• SET TASK: Look through the data below. Collect every line where the word "energie" occurs.

• MATERIAL FOR THIS TASK:
=-=-=-=-=

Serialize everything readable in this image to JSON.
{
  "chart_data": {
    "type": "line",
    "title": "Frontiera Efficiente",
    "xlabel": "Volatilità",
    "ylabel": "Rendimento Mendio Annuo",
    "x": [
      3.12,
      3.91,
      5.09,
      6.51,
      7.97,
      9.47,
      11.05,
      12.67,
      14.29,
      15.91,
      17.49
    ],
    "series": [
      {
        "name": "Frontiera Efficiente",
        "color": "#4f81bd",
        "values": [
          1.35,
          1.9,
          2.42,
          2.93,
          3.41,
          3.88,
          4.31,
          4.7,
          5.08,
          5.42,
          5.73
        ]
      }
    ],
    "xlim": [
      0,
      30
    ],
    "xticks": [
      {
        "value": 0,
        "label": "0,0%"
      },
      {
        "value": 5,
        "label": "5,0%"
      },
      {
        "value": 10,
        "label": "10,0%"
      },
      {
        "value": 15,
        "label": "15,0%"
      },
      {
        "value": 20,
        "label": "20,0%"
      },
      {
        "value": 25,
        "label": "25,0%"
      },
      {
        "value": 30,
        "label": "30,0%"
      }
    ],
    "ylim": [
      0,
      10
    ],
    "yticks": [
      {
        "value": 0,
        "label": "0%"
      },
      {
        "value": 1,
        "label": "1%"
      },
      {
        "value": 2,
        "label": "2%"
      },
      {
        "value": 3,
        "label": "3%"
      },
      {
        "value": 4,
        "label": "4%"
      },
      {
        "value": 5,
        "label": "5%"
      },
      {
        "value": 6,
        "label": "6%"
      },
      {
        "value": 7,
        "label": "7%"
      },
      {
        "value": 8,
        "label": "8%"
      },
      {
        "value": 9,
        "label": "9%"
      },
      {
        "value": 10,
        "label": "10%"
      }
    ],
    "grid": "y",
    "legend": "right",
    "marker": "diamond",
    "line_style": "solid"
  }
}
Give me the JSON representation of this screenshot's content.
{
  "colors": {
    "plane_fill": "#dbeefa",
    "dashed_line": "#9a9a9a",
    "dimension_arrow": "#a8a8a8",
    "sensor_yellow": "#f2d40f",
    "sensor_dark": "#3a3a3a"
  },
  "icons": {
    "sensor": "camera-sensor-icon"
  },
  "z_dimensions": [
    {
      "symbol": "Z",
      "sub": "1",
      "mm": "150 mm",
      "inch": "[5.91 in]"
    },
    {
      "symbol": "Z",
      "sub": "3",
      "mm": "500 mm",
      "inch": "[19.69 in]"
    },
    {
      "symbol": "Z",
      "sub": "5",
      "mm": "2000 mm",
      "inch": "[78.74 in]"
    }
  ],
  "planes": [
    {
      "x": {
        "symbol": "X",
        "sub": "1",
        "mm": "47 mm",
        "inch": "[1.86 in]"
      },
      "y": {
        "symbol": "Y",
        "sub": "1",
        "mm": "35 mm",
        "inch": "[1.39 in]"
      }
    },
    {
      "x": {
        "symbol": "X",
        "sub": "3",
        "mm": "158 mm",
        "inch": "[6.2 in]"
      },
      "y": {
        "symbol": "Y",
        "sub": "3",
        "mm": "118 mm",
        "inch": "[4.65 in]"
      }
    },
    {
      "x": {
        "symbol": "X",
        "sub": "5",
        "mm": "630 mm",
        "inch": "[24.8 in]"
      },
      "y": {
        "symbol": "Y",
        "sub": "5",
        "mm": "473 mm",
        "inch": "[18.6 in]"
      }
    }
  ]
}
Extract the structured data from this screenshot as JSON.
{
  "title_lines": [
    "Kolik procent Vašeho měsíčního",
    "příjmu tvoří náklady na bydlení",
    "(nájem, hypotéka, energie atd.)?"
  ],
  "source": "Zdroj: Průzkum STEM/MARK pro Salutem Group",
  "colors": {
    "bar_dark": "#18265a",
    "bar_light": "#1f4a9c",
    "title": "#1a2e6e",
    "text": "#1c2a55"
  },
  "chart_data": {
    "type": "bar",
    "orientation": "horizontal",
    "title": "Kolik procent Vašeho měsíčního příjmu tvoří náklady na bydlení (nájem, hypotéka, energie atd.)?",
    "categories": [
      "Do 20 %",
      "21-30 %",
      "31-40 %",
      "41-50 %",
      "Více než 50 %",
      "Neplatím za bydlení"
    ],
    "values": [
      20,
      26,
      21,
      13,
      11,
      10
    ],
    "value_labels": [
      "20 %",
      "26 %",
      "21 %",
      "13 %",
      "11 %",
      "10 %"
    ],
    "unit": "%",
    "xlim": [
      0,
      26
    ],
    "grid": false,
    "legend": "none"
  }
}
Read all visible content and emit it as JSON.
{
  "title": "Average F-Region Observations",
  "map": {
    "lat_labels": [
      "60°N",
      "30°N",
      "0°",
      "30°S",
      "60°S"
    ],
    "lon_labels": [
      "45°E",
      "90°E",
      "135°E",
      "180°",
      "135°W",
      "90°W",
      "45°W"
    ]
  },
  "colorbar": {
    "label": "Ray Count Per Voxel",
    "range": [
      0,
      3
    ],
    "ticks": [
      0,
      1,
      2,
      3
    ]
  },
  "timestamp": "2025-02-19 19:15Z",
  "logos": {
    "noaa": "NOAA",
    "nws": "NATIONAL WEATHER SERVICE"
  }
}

=-=-=-=-=

• RESULT OF THE TASK:
    "(nájem, hypotéka, energie atd.)?"
    "title": "Kolik procent Vašeho měsíčního příjmu tvoří náklady na bydlení (nájem, hypotéka, energie atd.)?",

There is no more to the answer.